_PROBLEM_
Repeat the material in full. Keep every line exactly as it is.

_MATERIAL TO PROCESS_
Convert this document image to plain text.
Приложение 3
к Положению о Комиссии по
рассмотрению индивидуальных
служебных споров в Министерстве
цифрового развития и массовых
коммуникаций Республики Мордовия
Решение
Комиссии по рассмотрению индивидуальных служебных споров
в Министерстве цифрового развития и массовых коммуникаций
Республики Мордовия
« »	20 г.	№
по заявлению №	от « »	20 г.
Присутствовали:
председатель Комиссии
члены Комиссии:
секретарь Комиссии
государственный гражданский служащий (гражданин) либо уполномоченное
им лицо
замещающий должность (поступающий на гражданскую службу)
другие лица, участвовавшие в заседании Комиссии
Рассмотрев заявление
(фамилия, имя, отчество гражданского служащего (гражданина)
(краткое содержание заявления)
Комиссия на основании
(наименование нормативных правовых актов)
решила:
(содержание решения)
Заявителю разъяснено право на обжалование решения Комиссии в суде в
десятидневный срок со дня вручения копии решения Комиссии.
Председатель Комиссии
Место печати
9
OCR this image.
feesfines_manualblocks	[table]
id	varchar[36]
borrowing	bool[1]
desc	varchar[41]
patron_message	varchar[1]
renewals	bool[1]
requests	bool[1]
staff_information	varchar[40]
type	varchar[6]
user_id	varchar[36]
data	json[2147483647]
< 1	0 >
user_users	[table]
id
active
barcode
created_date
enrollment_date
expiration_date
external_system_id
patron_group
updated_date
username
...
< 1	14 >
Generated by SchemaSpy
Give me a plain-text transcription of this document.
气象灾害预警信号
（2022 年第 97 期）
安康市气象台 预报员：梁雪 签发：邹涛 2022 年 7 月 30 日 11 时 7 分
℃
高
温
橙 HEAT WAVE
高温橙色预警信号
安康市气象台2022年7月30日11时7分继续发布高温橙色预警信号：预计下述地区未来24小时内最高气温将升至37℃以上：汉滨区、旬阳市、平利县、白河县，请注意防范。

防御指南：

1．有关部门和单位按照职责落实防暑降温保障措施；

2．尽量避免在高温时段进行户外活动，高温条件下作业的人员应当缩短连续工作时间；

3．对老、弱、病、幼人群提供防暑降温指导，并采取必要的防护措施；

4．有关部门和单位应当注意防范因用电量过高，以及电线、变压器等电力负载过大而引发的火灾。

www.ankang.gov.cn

_RESPONSE TO THIS EXERCISE_
Convert this document image to plain text.
Приложение 3
к Положению о Комиссии по
рассмотрению индивидуальных
служебных споров в Министерстве
цифрового развития и массовых
коммуникаций Республики Мордовия
Решение
Комиссии по рассмотрению индивидуальных служебных споров
в Министерстве цифрового развития и массовых коммуникаций
Республики Мордовия
« »	20 г.	№
по заявлению №	от « »	20 г.
Присутствовали:
председатель Комиссии
члены Комиссии:
секретарь Комиссии
государственный гражданский служащий (гражданин) либо уполномоченное
им лицо
замещающий должность (поступающий на гражданскую службу)
другие лица, участвовавшие в заседании Комиссии
Рассмотрев заявление
(фамилия, имя, отчество гражданского служащего (гражданина)
(краткое содержание заявления)
Комиссия на основании
(наименование нормативных правовых актов)
решила:
(содержание решения)
Заявителю разъяснено право на обжалование решения Комиссии в суде в
десятидневный срок со дня вручения копии решения Комиссии.
Председатель Комиссии
Место печати
9
OCR this image.
feesfines_manualblocks	[table]
id	varchar[36]
borrowing	bool[1]
desc	varchar[41]
patron_message	varchar[1]
renewals	bool[1]
requests	bool[1]
staff_information	varchar[40]
type	varchar[6]
user_id	varchar[36]
data	json[2147483647]
< 1	0 >
user_users	[table]
id
active
barcode
created_date
enrollment_date
expiration_date
external_system_id
patron_group
updated_date
username
...
< 1	14 >
Generated by SchemaSpy
Give me a plain-text transcription of this document.
气象灾害预警信号
（2022 年第 97 期）
安康市气象台 预报员：梁雪 签发：邹涛 2022 年 7 月 30 日 11 时 7 分
℃
高
温
橙 HEAT WAVE
高温橙色预警信号
安康市气象台2022年7月30日11时7分继续发布高温橙色预警信号：预计下述地区未来24小时内最高气温将升至37℃以上：汉滨区、旬阳市、平利县、白河县，请注意防范。

防御指南：

1．有关部门和单位按照职责落实防暑降温保障措施；

2．尽量避免在高温时段进行户外活动，高温条件下作业的人员应当缩短连续工作时间；

3．对老、弱、病、幼人群提供防暑降温指导，并采取必要的防护措施；

4．有关部门和单位应当注意防范因用电量过高，以及电线、变压器等电力负载过大而引发的火灾。

www.ankang.gov.cn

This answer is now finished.